EXTRACT
--------
[Patch v2 3/5] KVM: x86/mmu: Optimize SPTE change for aging gfn range

From: Vipin Sharma
Date: Fri Feb 03 2023 - 14:28:43 EST


No need to check all of the conditions in __handle_changed_spte(). Aging
a gfn range implies resetting access bit or marking spte for access
tracking.

Use atomic operation to only reset those bits. This avoids checking many
conditions in __handle_changed_spte() API. Also, clean up code by
removing dead code and API parameters.

Signed-off-by: Vipin Sharma <vipinsh@xxxxxxxxxx>
---
arch/x86/kvm/mmu/tdp_mmu.c | 68 ++++++++++++++------------------------
1 file changed, 25 insertions(+), 43 deletions(-)

diff --git a/arch/x86/kvm/mmu/tdp_mmu.c b/arch/x86/kvm/mmu/tdp_mmu.c
index 83f15052aa6c..18630a06fa1f 100644
--- a/arch/x86/kvm/mmu/tdp_mmu.c
+++ b/arch/x86/kvm/mmu/tdp_mmu.c
@@ -697,7 +697,7 @@ static inline int tdp_mmu_zap_spte_atomic(struct kvm *kvm,


/*
- * __tdp_mmu_set_spte - Set a TDP MMU SPTE and handle the associated bookkeeping
+ * _tdp_mmu_set_spte - Set a TDP MMU SPTE and handle the associated bookkeeping
* @kvm: KVM instance
* @as_id: Address space ID, i.e. regular vs. SMM
* @sptep: Pointer to the SPTE
@@ -705,18 +705,12 @@ static inline int tdp_mmu_zap_spte_atomic(struct kvm *kvm,
* @new_spte: The new value that will be set for the SPTE
* @gfn: The base GFN that was (or will be) mapped by the SPTE
* @level: The level _containing_ the SPTE (its parent PT's level)
--------
DIRECTIONS
1. According to the patch summary, how many insertions and deletions does this kernel patch make?
2. Rewrite the rows from the first one up to and including the line with "y2-tick-label: 8 [606,221,612,232]", replacing "legend-marker" with "legend-swatch" and keeping everything else the same.
--------
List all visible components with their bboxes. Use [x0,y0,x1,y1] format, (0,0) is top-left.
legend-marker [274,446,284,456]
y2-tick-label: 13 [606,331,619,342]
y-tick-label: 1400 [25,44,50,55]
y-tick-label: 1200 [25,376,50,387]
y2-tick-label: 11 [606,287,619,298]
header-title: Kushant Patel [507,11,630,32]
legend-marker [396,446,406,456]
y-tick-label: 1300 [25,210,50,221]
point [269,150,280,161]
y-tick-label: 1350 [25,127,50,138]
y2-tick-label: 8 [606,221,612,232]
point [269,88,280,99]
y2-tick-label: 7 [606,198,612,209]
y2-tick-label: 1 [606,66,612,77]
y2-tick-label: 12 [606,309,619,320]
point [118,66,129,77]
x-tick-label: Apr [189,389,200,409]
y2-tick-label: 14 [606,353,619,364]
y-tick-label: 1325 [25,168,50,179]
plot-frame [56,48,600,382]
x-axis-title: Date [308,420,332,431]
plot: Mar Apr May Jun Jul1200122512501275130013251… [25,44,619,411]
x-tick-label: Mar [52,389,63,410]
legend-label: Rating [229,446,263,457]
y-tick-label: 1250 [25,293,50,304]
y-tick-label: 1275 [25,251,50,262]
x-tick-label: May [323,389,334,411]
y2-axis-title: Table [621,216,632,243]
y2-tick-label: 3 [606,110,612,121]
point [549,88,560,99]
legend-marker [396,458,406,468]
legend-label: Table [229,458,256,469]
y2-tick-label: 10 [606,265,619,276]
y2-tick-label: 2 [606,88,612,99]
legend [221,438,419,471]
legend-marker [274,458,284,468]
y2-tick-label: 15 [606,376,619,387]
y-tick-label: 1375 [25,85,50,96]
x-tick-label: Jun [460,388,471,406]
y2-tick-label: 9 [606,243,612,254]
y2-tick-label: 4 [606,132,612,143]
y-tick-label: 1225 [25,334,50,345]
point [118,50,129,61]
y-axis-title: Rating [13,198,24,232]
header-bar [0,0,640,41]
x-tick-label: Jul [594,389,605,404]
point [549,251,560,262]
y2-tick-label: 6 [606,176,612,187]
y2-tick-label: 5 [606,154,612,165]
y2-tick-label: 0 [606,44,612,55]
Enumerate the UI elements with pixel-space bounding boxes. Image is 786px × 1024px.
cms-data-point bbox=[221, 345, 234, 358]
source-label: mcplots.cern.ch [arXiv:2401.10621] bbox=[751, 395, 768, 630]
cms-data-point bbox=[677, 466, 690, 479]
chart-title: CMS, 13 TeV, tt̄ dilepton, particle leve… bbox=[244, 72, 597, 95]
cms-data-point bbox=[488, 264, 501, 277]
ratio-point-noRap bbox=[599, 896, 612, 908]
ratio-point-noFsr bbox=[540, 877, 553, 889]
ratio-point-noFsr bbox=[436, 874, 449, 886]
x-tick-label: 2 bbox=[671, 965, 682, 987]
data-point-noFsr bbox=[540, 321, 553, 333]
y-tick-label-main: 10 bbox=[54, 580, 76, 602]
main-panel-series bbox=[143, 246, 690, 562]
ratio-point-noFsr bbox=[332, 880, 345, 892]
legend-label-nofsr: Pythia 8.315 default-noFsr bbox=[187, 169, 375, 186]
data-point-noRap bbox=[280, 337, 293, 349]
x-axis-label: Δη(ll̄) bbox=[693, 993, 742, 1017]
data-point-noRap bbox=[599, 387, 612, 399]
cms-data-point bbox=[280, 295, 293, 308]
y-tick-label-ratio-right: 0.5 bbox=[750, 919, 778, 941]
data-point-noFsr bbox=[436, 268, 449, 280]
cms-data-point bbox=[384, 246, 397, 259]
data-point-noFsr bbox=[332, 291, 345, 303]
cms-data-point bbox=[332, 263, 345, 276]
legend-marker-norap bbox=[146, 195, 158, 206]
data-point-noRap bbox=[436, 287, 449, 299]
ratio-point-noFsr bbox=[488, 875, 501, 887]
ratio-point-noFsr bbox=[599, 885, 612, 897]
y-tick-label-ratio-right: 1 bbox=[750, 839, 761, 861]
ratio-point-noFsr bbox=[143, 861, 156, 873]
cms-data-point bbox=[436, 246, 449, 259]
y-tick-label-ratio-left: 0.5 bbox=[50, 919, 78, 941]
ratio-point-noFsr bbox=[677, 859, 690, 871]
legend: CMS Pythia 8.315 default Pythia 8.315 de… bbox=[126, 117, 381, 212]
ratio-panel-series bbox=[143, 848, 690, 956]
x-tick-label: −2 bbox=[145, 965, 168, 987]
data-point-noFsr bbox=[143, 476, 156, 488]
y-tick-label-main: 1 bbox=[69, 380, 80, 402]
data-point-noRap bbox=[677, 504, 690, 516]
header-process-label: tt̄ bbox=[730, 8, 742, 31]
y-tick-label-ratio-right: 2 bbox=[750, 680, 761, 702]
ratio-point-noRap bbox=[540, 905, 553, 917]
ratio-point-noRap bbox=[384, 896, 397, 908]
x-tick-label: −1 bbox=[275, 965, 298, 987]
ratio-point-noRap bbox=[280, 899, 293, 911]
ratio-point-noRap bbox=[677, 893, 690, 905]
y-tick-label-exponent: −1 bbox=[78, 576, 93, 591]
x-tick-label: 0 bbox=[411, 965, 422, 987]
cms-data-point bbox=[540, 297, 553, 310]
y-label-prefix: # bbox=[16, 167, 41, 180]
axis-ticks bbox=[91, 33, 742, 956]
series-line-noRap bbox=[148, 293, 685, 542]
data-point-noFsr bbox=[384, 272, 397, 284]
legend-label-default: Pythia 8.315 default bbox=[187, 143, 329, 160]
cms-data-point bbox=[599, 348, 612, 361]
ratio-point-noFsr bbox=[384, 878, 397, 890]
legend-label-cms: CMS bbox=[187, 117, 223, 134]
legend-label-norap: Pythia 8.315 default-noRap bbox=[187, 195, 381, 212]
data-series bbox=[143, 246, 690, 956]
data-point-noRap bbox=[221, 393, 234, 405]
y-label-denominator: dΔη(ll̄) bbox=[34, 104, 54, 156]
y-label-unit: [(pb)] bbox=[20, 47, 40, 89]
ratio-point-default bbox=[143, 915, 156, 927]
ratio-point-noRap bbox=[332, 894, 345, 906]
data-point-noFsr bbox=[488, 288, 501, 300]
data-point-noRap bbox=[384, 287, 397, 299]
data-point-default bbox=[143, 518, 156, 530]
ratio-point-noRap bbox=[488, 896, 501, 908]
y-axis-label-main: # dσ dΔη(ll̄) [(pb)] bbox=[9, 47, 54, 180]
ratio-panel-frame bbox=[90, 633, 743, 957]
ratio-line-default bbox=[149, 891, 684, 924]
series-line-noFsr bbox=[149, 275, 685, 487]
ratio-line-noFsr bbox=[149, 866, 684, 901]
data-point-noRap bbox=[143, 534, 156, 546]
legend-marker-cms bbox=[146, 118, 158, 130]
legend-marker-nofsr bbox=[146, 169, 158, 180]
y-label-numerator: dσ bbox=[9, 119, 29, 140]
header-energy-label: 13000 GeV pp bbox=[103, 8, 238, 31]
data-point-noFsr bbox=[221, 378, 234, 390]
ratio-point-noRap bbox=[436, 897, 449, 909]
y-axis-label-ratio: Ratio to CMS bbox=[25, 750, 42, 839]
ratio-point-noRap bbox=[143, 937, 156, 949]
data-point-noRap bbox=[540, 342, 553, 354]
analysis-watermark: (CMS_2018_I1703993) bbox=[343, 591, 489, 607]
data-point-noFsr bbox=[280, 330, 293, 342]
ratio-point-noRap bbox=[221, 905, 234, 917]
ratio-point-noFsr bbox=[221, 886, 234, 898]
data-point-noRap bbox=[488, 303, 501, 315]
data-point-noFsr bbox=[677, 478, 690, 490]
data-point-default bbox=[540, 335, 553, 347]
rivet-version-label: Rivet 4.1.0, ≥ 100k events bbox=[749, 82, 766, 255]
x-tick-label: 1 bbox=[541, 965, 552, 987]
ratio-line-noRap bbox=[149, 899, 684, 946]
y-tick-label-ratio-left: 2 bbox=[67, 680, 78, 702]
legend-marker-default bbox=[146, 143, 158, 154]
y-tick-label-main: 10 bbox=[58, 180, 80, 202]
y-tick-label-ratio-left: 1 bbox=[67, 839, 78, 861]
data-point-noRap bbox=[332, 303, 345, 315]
--------
SOLVED TASKS
1. 25 insertions and 43 deletions.

2.
List all visible components with their bboxes. Use [x0,y0,x1,y1] format, (0,0) is top-left.
legend-swatch [274,446,284,456]
y2-tick-label: 13 [606,331,619,342]
y-tick-label: 1400 [25,44,50,55]
y-tick-label: 1200 [25,376,50,387]
y2-tick-label: 11 [606,287,619,298]
header-title: Kushant Patel [507,11,630,32]
legend-swatch [396,446,406,456]
y-tick-label: 1300 [25,210,50,221]
point [269,150,280,161]
y-tick-label: 1350 [25,127,50,138]
y2-tick-label: 8 [606,221,612,232]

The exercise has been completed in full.